WORK TO DO:
Every record must be repeated exactly; omit any pictures they contain.

◆ ◆ ◆ ◆

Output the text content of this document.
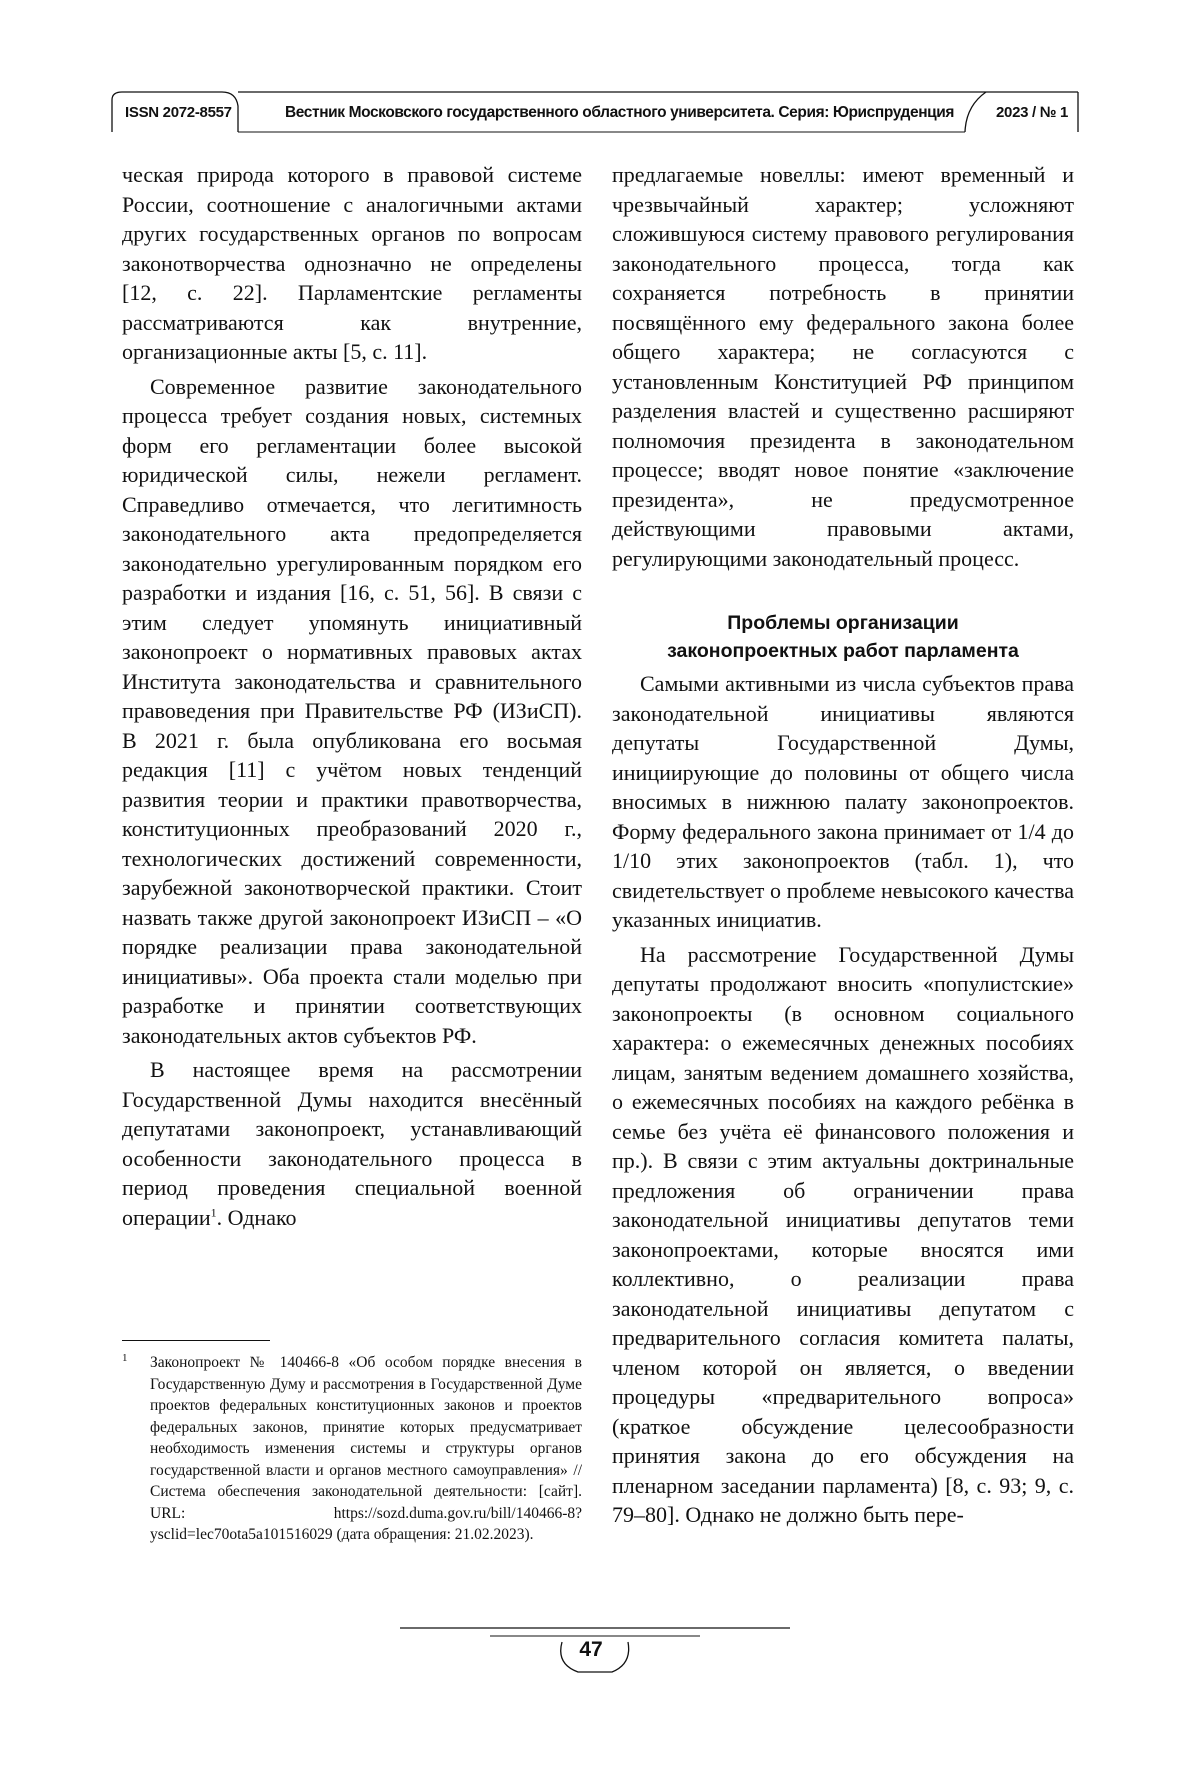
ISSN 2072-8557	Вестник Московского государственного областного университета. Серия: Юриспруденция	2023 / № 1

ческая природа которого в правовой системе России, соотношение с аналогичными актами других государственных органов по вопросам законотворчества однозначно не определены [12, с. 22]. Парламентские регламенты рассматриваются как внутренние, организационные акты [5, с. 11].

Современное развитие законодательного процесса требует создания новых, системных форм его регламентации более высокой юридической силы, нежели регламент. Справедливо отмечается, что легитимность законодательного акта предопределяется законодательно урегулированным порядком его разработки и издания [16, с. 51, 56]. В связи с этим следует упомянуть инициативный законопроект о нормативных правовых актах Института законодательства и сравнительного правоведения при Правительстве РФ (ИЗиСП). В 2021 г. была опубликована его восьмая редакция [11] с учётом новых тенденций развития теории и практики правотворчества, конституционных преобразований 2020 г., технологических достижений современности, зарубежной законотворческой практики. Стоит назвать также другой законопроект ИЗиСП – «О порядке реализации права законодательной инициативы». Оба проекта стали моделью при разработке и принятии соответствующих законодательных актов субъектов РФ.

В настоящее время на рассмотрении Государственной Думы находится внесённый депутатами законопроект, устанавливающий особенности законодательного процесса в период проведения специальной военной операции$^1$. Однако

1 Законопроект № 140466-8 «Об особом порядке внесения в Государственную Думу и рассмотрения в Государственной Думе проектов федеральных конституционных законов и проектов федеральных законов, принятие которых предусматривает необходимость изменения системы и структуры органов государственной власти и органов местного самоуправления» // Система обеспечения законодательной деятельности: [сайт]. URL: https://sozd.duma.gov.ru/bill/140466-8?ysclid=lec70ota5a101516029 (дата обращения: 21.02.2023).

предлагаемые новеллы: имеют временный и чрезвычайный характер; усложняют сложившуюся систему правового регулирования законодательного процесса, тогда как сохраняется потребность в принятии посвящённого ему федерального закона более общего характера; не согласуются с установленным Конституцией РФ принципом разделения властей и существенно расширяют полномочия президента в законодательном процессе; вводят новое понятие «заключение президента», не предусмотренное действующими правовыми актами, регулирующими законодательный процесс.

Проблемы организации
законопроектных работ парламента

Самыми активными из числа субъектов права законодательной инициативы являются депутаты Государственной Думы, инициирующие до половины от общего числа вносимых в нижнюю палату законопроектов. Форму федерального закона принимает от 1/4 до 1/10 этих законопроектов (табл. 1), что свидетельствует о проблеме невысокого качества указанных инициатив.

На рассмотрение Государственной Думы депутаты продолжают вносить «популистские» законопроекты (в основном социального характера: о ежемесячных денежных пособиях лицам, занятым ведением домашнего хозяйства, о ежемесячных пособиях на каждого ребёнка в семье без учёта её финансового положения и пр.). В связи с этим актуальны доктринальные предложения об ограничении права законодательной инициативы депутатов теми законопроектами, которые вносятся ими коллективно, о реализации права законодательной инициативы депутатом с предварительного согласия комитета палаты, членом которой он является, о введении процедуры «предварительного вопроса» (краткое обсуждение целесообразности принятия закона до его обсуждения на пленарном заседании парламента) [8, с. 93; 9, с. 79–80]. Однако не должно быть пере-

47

◆ ◆ ◆ ◆

EXERCISE OUTPUT:
Output the text content of this document.
ISSN 2072-8557	Вестник Московского государственного областного университета. Серия: Юриспруденция	2023 / № 1

ческая природа которого в правовой системе России, соотношение с аналогичными актами других государственных органов по вопросам законотворчества однозначно не определены [12, с. 22]. Парламентские регламенты рассматриваются как внутренние, организационные акты [5, с. 11].

Современное развитие законодательного процесса требует создания новых, системных форм его регламентации более высокой юридической силы, нежели регламент. Справедливо отмечается, что легитимность законодательного акта предопределяется законодательно урегулированным порядком его разработки и издания [16, с. 51, 56]. В связи с этим следует упомянуть инициативный законопроект о нормативных правовых актах Института законодательства и сравнительного правоведения при Правительстве РФ (ИЗиСП). В 2021 г. была опубликована его восьмая редакция [11] с учётом новых тенденций развития теории и практики правотворчества, конституционных преобразований 2020 г., технологических достижений современности, зарубежной законотворческой практики. Стоит назвать также другой законопроект ИЗиСП – «О порядке реализации права законодательной инициативы». Оба проекта стали моделью при разработке и принятии соответствующих законодательных актов субъектов РФ.

В настоящее время на рассмотрении Государственной Думы находится внесённый депутатами законопроект, устанавливающий особенности законодательного процесса в период проведения специальной военной операции$^1$. Однако

1 Законопроект № 140466-8 «Об особом порядке внесения в Государственную Думу и рассмотрения в Государственной Думе проектов федеральных конституционных законов и проектов федеральных законов, принятие которых предусматривает необходимость изменения системы и структуры органов государственной власти и органов местного самоуправления» // Система обеспечения законодательной деятельности: [сайт]. URL: https://sozd.duma.gov.ru/bill/140466-8?ysclid=lec70ota5a101516029 (дата обращения: 21.02.2023).

предлагаемые новеллы: имеют временный и чрезвычайный характер; усложняют сложившуюся систему правового регулирования законодательного процесса, тогда как сохраняется потребность в принятии посвящённого ему федерального закона более общего характера; не согласуются с установленным Конституцией РФ принципом разделения властей и существенно расширяют полномочия президента в законодательном процессе; вводят новое понятие «заключение президента», не предусмотренное действующими правовыми актами, регулирующими законодательный процесс.

Проблемы организации
законопроектных работ парламента

Самыми активными из числа субъектов права законодательной инициативы являются депутаты Государственной Думы, инициирующие до половины от общего числа вносимых в нижнюю палату законопроектов. Форму федерального закона принимает от 1/4 до 1/10 этих законопроектов (табл. 1), что свидетельствует о проблеме невысокого качества указанных инициатив.

На рассмотрение Государственной Думы депутаты продолжают вносить «популистские» законопроекты (в основном социального характера: о ежемесячных денежных пособиях лицам, занятым ведением домашнего хозяйства, о ежемесячных пособиях на каждого ребёнка в семье без учёта её финансового положения и пр.). В связи с этим актуальны доктринальные предложения об ограничении права законодательной инициативы депутатов теми законопроектами, которые вносятся ими коллективно, о реализации права законодательной инициативы депутатом с предварительного согласия комитета палаты, членом которой он является, о введении процедуры «предварительного вопроса» (краткое обсуждение целесообразности принятия закона до его обсуждения на пленарном заседании парламента) [8, с. 93; 9, с. 79–80]. Однако не должно быть пере-

47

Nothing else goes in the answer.